◆ **Exercise**
Check every line of the entries that follow, and copy the ones containing "JSON".

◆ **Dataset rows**
++++++++++
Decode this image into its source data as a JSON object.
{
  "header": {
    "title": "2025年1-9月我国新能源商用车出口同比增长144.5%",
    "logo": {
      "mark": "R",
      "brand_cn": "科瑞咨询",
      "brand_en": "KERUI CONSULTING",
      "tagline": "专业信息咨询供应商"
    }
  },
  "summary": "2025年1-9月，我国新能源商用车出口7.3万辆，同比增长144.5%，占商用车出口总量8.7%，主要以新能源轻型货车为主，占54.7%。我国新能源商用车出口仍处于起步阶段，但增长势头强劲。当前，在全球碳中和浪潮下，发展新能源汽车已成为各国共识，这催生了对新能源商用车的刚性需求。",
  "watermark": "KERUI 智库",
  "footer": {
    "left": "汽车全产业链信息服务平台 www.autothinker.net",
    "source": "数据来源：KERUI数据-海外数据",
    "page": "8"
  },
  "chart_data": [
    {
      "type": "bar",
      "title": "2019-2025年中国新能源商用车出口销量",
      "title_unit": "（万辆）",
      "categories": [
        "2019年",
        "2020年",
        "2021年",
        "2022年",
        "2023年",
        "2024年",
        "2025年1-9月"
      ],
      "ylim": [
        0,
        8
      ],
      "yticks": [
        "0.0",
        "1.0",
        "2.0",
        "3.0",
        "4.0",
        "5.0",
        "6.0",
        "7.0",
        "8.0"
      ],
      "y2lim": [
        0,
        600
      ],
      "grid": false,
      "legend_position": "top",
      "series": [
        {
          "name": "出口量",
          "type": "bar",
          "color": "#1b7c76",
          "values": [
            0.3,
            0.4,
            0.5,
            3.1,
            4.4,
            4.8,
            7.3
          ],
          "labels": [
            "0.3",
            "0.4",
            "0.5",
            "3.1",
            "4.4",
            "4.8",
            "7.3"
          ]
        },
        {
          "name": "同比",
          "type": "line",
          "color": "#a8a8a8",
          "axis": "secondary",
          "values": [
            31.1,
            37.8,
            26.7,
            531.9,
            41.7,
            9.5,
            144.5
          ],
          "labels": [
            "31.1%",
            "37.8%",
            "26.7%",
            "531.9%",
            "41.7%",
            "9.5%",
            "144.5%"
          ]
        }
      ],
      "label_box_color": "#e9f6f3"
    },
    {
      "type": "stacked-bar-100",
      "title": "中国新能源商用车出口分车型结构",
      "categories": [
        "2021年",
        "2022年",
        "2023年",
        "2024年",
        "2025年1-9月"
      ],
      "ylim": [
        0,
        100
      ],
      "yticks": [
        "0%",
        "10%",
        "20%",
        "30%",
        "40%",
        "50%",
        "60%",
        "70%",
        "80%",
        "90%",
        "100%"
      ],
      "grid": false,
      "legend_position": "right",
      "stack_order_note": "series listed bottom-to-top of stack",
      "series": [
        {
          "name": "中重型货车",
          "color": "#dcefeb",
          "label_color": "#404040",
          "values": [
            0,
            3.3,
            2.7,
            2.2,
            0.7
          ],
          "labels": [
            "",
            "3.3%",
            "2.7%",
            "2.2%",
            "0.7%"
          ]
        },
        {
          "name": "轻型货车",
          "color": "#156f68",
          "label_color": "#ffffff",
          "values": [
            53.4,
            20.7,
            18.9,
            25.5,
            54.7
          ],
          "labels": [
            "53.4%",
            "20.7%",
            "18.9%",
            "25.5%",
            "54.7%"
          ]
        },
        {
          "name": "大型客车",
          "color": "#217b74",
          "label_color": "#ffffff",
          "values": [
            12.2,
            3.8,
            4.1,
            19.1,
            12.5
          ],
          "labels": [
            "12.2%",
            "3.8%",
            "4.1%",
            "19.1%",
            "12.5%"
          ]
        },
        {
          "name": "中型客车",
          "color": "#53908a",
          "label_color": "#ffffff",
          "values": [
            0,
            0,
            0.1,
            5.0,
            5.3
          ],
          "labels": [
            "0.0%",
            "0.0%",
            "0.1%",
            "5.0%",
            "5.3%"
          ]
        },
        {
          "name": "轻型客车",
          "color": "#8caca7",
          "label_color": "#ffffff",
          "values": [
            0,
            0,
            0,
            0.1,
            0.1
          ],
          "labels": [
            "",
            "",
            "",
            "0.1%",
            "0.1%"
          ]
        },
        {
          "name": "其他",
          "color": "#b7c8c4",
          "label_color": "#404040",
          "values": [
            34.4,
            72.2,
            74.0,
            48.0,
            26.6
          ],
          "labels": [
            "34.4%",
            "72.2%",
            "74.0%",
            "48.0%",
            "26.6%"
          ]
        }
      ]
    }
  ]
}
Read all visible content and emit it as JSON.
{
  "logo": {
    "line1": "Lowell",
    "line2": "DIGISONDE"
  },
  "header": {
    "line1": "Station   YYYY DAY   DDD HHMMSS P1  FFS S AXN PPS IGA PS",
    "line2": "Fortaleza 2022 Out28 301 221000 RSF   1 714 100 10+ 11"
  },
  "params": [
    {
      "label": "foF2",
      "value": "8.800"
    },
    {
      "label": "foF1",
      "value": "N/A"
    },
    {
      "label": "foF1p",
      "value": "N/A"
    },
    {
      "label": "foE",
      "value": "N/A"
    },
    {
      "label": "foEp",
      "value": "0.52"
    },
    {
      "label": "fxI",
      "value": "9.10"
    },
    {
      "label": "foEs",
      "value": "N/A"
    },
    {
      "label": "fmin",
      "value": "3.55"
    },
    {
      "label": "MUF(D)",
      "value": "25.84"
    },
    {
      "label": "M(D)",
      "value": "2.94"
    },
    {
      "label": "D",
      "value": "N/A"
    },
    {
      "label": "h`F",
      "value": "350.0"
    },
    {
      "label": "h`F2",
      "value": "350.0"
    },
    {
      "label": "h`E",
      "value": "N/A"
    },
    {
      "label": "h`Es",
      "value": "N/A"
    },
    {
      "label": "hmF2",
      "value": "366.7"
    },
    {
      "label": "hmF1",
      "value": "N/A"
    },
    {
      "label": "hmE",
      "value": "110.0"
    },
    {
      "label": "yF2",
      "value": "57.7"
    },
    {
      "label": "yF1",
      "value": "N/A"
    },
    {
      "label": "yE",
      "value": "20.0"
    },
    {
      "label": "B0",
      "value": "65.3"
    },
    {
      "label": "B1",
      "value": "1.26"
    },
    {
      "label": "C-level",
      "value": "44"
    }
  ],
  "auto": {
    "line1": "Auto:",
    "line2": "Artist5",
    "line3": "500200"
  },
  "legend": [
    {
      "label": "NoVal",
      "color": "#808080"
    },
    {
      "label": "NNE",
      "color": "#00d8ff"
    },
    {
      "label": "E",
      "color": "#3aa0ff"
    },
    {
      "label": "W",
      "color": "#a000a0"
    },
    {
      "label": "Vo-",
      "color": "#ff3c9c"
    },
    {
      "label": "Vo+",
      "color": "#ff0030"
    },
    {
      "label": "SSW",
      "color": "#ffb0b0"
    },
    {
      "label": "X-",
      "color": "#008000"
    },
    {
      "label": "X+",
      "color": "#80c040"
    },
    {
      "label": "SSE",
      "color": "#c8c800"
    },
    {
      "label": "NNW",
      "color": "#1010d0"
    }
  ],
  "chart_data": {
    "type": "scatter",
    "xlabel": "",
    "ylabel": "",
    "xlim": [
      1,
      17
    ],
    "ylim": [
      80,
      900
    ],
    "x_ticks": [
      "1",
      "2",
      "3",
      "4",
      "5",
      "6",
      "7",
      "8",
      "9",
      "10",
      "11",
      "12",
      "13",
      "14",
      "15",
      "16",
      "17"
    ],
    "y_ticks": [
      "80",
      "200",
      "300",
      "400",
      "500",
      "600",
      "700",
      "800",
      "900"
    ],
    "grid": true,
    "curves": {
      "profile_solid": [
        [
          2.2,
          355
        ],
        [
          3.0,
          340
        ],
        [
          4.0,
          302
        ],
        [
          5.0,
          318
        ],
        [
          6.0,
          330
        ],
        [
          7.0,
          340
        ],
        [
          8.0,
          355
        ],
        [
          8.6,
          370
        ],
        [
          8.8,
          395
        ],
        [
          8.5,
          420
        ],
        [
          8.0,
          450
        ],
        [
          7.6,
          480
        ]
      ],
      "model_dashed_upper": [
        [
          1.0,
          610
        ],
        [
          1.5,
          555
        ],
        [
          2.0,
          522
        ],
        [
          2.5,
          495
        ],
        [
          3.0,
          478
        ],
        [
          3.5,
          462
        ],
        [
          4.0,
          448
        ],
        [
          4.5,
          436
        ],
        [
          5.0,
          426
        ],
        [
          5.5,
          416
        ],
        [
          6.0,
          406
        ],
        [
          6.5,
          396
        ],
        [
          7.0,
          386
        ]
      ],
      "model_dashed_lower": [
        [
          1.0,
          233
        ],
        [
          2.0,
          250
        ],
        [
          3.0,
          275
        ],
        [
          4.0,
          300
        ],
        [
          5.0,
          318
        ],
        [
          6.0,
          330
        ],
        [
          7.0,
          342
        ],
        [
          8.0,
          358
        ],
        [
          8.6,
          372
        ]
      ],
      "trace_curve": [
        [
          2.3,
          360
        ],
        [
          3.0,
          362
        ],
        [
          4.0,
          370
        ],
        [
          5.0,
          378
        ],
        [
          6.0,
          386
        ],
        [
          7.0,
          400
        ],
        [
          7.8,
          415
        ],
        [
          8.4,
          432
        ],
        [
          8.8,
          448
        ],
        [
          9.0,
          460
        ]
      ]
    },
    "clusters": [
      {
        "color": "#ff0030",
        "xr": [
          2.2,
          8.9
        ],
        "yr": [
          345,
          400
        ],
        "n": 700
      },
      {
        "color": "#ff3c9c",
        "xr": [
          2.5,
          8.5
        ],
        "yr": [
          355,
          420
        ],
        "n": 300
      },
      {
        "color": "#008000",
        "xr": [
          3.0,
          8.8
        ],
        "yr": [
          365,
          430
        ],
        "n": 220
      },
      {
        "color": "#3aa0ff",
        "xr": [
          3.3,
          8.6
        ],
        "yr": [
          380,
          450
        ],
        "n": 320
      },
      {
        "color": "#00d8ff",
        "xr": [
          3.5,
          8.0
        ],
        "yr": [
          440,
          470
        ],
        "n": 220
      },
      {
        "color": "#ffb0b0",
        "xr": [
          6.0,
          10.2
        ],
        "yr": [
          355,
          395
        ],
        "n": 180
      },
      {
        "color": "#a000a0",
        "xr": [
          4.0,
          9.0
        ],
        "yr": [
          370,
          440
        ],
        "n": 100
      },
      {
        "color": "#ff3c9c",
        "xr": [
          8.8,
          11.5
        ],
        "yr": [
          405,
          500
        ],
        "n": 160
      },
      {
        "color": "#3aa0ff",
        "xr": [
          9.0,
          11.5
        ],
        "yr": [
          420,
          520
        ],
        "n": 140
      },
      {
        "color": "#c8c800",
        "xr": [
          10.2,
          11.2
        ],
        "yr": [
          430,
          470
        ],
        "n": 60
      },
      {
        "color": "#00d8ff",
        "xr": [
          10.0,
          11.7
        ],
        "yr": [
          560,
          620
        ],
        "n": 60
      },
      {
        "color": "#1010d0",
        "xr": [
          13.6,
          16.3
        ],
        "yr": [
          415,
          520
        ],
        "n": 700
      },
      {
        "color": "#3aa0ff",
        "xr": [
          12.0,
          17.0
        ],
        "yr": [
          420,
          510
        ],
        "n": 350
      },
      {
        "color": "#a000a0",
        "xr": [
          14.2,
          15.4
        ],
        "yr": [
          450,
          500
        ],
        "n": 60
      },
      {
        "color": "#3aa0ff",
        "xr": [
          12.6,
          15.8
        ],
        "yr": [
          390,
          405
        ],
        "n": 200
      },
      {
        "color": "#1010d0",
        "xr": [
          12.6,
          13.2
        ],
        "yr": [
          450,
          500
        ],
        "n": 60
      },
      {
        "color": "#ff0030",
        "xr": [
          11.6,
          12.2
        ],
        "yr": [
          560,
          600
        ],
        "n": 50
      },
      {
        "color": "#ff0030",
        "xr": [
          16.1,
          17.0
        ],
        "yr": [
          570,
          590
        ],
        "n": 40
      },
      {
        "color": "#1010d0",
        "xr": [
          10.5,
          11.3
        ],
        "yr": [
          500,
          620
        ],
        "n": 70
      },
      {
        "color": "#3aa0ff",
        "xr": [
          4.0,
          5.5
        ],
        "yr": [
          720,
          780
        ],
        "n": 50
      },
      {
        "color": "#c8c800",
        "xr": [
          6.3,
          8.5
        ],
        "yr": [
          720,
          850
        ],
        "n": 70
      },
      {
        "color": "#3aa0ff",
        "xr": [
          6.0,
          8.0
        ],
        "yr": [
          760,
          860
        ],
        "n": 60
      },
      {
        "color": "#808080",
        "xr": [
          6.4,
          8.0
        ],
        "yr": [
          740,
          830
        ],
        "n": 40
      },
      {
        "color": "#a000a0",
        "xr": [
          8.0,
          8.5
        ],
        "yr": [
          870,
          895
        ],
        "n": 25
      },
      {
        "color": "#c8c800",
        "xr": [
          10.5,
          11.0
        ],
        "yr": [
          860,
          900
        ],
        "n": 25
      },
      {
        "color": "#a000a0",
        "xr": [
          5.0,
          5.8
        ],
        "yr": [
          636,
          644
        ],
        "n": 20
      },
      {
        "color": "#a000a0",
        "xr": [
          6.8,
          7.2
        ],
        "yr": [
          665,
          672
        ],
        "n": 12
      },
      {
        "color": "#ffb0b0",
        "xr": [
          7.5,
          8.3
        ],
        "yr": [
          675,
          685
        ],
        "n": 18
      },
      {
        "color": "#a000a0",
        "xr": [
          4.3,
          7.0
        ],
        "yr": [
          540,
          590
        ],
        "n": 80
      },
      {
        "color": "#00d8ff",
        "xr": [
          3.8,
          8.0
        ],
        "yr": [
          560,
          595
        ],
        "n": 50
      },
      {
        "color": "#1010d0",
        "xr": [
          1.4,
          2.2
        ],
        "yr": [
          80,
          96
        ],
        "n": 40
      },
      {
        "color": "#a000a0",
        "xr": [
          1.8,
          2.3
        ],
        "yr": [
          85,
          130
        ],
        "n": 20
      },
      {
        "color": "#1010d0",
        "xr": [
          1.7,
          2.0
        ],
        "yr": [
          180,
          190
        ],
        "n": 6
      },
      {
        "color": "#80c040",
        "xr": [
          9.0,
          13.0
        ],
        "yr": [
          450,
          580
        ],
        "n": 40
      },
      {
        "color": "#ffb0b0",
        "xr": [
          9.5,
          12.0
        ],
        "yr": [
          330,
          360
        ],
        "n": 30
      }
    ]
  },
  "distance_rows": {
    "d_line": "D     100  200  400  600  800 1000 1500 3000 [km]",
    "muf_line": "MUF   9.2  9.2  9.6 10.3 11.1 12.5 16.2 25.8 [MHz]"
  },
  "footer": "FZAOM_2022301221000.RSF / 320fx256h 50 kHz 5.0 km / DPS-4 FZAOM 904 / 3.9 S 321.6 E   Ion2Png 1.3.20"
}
++++++++++
◆ **Response to the exercise**
Decode this image into its source data as a JSON object.
Read all visible content and emit it as JSON.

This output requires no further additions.